Rows from a dataset:
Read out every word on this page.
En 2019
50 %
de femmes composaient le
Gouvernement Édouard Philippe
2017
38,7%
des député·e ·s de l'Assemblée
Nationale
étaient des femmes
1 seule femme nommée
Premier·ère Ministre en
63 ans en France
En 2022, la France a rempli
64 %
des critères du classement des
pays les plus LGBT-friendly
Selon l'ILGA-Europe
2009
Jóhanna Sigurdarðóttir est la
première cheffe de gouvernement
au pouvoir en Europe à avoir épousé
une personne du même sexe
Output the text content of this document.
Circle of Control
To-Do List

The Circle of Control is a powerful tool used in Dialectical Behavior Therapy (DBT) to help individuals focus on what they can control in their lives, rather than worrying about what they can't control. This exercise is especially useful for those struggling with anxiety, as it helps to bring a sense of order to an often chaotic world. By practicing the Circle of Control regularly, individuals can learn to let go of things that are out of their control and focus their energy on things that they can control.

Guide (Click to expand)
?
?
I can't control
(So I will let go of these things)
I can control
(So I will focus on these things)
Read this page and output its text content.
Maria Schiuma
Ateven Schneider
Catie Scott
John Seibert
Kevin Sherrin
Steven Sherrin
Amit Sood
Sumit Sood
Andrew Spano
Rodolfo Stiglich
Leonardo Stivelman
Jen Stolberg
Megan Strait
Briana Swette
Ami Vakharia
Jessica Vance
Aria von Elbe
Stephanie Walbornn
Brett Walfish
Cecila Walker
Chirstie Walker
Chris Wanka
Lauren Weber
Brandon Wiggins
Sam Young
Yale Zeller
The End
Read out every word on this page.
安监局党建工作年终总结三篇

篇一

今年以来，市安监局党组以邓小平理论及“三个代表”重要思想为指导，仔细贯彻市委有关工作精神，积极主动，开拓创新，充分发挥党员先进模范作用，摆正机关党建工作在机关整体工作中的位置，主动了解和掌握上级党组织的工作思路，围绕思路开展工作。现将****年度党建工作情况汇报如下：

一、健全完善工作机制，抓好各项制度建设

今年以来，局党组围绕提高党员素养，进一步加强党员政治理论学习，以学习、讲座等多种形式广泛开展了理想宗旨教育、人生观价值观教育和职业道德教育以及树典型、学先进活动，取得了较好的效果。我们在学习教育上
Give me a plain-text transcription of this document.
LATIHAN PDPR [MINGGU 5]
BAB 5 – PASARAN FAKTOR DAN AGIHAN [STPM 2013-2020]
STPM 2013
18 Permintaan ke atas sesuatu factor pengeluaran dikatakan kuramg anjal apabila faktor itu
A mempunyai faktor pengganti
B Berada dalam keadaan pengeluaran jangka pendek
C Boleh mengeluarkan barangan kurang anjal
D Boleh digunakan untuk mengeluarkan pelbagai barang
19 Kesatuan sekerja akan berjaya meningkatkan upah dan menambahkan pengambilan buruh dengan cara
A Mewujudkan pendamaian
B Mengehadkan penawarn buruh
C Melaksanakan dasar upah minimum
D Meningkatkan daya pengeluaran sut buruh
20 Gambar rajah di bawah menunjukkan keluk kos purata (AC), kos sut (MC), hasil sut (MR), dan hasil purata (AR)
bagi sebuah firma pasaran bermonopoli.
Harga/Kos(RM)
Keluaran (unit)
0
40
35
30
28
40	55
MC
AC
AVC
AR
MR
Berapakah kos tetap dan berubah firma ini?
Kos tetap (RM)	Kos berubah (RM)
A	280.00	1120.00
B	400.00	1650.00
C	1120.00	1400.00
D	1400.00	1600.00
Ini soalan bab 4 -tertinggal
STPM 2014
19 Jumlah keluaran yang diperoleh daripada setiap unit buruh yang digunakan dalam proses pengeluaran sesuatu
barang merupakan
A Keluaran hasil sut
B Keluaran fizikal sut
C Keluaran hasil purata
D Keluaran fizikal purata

THE EXERCISE: Extract the listing in its entirety, matching it exactly.

COMPLETE RESPONSE:
Read out every word on this page.
En 2019
50 %
de femmes composaient le
Gouvernement Édouard Philippe
2017
38,7%
des député·e ·s de l'Assemblée
Nationale
étaient des femmes
1 seule femme nommée
Premier·ère Ministre en
63 ans en France
En 2022, la France a rempli
64 %
des critères du classement des
pays les plus LGBT-friendly
Selon l'ILGA-Europe
2009
Jóhanna Sigurdarðóttir est la
première cheffe de gouvernement
au pouvoir en Europe à avoir épousé
une personne du même sexe
Output the text content of this document.
Circle of Control
To-Do List

The Circle of Control is a powerful tool used in Dialectical Behavior Therapy (DBT) to help individuals focus on what they can control in their lives, rather than worrying about what they can't control. This exercise is especially useful for those struggling with anxiety, as it helps to bring a sense of order to an often chaotic world. By practicing the Circle of Control regularly, individuals can learn to let go of things that are out of their control and focus their energy on things that they can control.

Guide (Click to expand)
?
?
I can't control
(So I will let go of these things)
I can control
(So I will focus on these things)
Read this page and output its text content.
Maria Schiuma
Ateven Schneider
Catie Scott
John Seibert
Kevin Sherrin
Steven Sherrin
Amit Sood
Sumit Sood
Andrew Spano
Rodolfo Stiglich
Leonardo Stivelman
Jen Stolberg
Megan Strait
Briana Swette
Ami Vakharia
Jessica Vance
Aria von Elbe
Stephanie Walbornn
Brett Walfish
Cecila Walker
Chirstie Walker
Chris Wanka
Lauren Weber
Brandon Wiggins
Sam Young
Yale Zeller
The End
Read out every word on this page.
安监局党建工作年终总结三篇

篇一

今年以来，市安监局党组以邓小平理论及“三个代表”重要思想为指导，仔细贯彻市委有关工作精神，积极主动，开拓创新，充分发挥党员先进模范作用，摆正机关党建工作在机关整体工作中的位置，主动了解和掌握上级党组织的工作思路，围绕思路开展工作。现将****年度党建工作情况汇报如下：

一、健全完善工作机制，抓好各项制度建设

今年以来，局党组围绕提高党员素养，进一步加强党员政治理论学习，以学习、讲座等多种形式广泛开展了理想宗旨教育、人生观价值观教育和职业道德教育以及树典型、学先进活动，取得了较好的效果。我们在学习教育上
Give me a plain-text transcription of this document.
LATIHAN PDPR [MINGGU 5]
BAB 5 – PASARAN FAKTOR DAN AGIHAN [STPM 2013-2020]
STPM 2013
18 Permintaan ke atas sesuatu factor pengeluaran dikatakan kuramg anjal apabila faktor itu
A mempunyai faktor pengganti
B Berada dalam keadaan pengeluaran jangka pendek
C Boleh mengeluarkan barangan kurang anjal
D Boleh digunakan untuk mengeluarkan pelbagai barang
19 Kesatuan sekerja akan berjaya meningkatkan upah dan menambahkan pengambilan buruh dengan cara
A Mewujudkan pendamaian
B Mengehadkan penawarn buruh
C Melaksanakan dasar upah minimum
D Meningkatkan daya pengeluaran sut buruh
20 Gambar rajah di bawah menunjukkan keluk kos purata (AC), kos sut (MC), hasil sut (MR), dan hasil purata (AR)
bagi sebuah firma pasaran bermonopoli.
Harga/Kos(RM)
Keluaran (unit)
0
40
35
30
28
40	55
MC
AC
AVC
AR
MR
Berapakah kos tetap dan berubah firma ini?
Kos tetap (RM)	Kos berubah (RM)
A	280.00	1120.00
B	400.00	1650.00
C	1120.00	1400.00
D	1400.00	1600.00
Ini soalan bab 4 -tertinggal
STPM 2014
19 Jumlah keluaran yang diperoleh daripada setiap unit buruh yang digunakan dalam proses pengeluaran sesuatu
barang merupakan
A Keluaran hasil sut
B Keluaran fizikal sut
C Keluaran hasil purata
D Keluaran fizikal purata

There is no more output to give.